Write the data out again, character for character, with no images.

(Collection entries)
<<<<

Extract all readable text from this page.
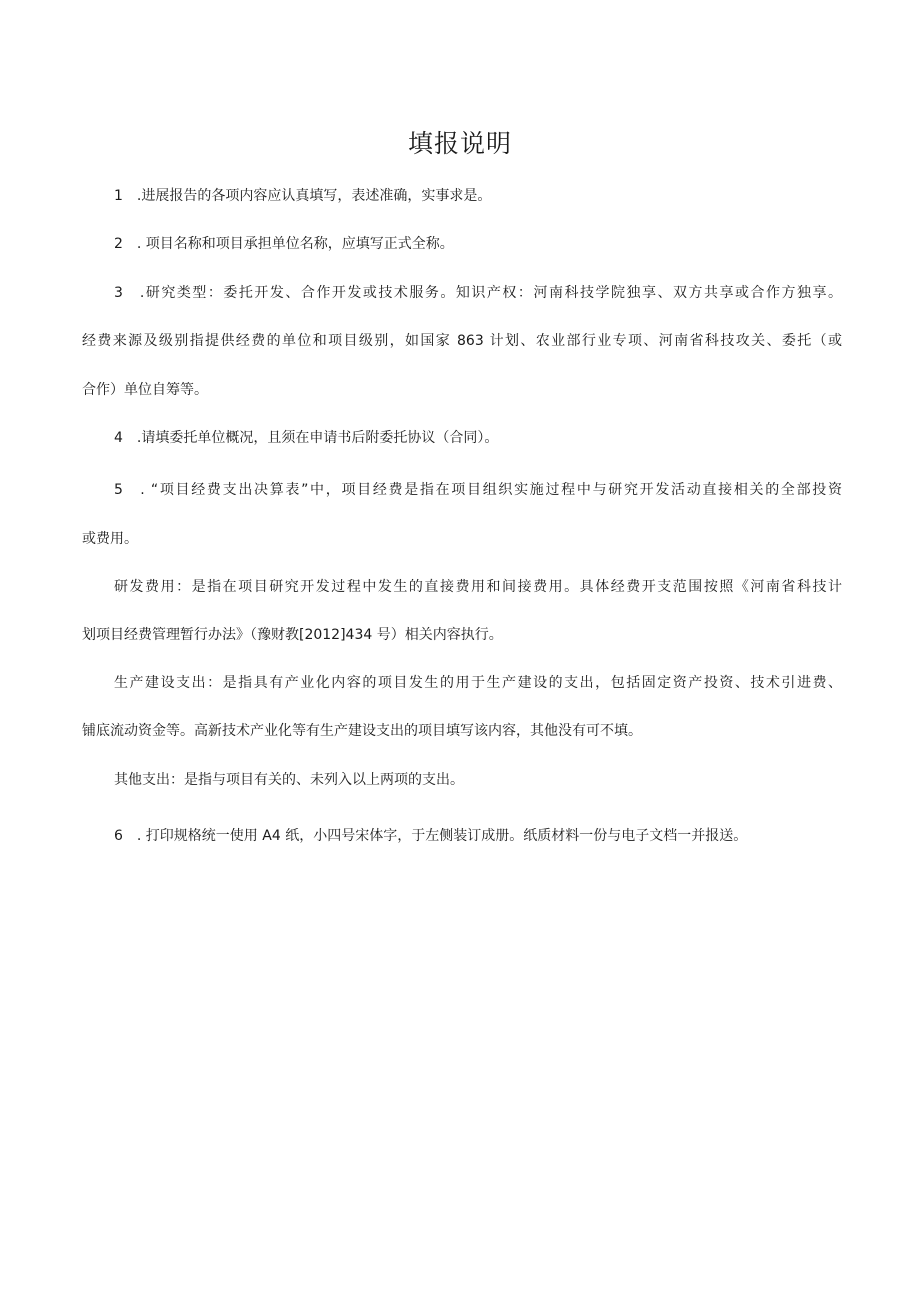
填报说明
1　.进展报告的各项内容应认真填写，表述准确，实事求是。
2　. 项目名称和项目承担单位名称，应填写正式全称。
3　.研究类型：委托开发、合作开发或技术服务。知识产权：河南科技学院独享、双方共享或合作方独享。
经费来源及级别指提供经费的单位和项目级别，如国家 863 计划、农业部行业专项、河南省科技攻关、委托（或
合作）单位自筹等。
4　.请填委托单位概况，且须在申请书后附委托协议（合同）。
5　. “项目经费支出决算表”中，项目经费是指在项目组织实施过程中与研究开发活动直接相关的全部投资
或费用。
研发费用：是指在项目研究开发过程中发生的直接费用和间接费用。具体经费开支范围按照《河南省科技计
划项目经费管理暂行办法》（豫财教[2012]434 号）相关内容执行。
生产建设支出：是指具有产业化内容的项目发生的用于生产建设的支出，包括固定资产投资、技术引进费、
铺底流动资金等。高新技术产业化等有生产建设支出的项目填写该内容，其他没有可不填。
其他支出：是指与项目有关的、未列入以上两项的支出。
6　. 打印规格统一使用 A4 纸，小四号宋体字，于左侧装订成册。纸质材料一份与电子文档一并报送。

>>>>

◆ **Written answer**:
Extract all readable text from this page.
填报说明
1　.进展报告的各项内容应认真填写，表述准确，实事求是。
2　. 项目名称和项目承担单位名称，应填写正式全称。
3　.研究类型：委托开发、合作开发或技术服务。知识产权：河南科技学院独享、双方共享或合作方独享。
经费来源及级别指提供经费的单位和项目级别，如国家 863 计划、农业部行业专项、河南省科技攻关、委托（或
合作）单位自筹等。
4　.请填委托单位概况，且须在申请书后附委托协议（合同）。
5　. “项目经费支出决算表”中，项目经费是指在项目组织实施过程中与研究开发活动直接相关的全部投资
或费用。
研发费用：是指在项目研究开发过程中发生的直接费用和间接费用。具体经费开支范围按照《河南省科技计
划项目经费管理暂行办法》（豫财教[2012]434 号）相关内容执行。
生产建设支出：是指具有产业化内容的项目发生的用于生产建设的支出，包括固定资产投资、技术引进费、
铺底流动资金等。高新技术产业化等有生产建设支出的项目填写该内容，其他没有可不填。
其他支出：是指与项目有关的、未列入以上两项的支出。
6　. 打印规格统一使用 A4 纸，小四号宋体字，于左侧装订成册。纸质材料一份与电子文档一并报送。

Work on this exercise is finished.